(Beginning of Dataset content)

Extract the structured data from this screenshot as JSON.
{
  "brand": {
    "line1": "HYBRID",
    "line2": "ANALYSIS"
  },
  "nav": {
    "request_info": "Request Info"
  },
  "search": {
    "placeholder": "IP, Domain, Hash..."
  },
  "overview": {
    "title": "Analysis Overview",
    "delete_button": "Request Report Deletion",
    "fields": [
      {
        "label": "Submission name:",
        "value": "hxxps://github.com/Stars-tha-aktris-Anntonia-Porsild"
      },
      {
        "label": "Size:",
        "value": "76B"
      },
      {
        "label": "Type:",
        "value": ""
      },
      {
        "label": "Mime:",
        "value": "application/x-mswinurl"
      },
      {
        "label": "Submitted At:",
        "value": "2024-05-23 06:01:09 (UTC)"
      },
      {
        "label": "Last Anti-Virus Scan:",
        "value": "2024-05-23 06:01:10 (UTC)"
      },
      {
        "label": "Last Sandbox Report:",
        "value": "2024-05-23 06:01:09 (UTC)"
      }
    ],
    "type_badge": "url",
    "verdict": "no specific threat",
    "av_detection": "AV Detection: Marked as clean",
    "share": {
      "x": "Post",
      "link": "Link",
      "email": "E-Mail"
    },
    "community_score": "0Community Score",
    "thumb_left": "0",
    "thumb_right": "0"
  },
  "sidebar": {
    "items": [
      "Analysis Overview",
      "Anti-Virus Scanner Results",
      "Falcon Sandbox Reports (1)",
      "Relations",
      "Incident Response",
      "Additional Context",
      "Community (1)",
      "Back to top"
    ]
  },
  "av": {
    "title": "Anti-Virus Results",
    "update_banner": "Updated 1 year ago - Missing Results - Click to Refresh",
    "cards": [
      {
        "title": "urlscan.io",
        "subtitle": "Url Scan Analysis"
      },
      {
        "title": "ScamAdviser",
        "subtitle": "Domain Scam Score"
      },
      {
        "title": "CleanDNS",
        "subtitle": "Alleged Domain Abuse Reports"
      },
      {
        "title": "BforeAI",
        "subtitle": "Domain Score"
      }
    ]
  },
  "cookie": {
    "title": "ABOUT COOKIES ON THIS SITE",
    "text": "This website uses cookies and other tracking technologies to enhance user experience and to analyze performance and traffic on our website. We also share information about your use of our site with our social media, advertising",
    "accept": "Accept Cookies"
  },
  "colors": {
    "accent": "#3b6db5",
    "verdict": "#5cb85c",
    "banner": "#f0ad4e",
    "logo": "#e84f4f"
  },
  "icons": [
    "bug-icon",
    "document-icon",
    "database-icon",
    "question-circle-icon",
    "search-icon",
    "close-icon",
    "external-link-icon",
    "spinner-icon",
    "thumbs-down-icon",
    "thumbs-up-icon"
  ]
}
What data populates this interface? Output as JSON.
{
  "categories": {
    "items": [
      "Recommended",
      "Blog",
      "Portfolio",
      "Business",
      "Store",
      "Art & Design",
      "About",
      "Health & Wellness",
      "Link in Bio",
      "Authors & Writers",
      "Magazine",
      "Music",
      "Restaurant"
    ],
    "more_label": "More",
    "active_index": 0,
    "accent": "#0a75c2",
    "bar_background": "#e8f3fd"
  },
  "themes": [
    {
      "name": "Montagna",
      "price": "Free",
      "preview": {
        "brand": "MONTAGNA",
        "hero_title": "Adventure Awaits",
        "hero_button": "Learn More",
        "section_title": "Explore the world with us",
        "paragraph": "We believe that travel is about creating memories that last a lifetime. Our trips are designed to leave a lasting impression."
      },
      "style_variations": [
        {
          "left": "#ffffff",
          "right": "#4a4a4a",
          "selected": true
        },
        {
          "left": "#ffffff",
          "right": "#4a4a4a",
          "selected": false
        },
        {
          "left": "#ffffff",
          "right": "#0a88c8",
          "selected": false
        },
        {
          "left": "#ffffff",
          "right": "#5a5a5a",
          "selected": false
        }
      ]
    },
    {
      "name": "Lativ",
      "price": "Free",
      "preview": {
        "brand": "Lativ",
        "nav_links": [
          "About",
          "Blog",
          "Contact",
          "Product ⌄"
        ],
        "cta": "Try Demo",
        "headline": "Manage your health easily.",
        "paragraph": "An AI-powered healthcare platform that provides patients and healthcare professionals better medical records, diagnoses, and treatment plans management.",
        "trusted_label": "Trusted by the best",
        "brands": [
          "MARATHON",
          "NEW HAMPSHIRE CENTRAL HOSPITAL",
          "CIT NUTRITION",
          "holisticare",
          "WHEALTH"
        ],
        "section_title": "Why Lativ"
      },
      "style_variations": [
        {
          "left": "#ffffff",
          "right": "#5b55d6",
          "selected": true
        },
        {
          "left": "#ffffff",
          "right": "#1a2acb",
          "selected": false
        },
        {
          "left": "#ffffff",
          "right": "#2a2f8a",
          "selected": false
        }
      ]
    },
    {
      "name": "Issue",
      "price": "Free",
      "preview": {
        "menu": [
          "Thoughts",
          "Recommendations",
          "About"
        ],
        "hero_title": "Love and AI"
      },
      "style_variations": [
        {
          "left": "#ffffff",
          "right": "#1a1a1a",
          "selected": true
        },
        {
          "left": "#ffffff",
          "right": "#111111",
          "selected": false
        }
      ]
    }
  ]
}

(End of Dataset content)

▶ **Brief**
What lines in the listing above hold the string "Virus"? List them.

▶ **Exercise solution**
        "label": "Last Anti-Virus Scan:",
      "Anti-Virus Scanner Results",
    "title": "Anti-Virus Results",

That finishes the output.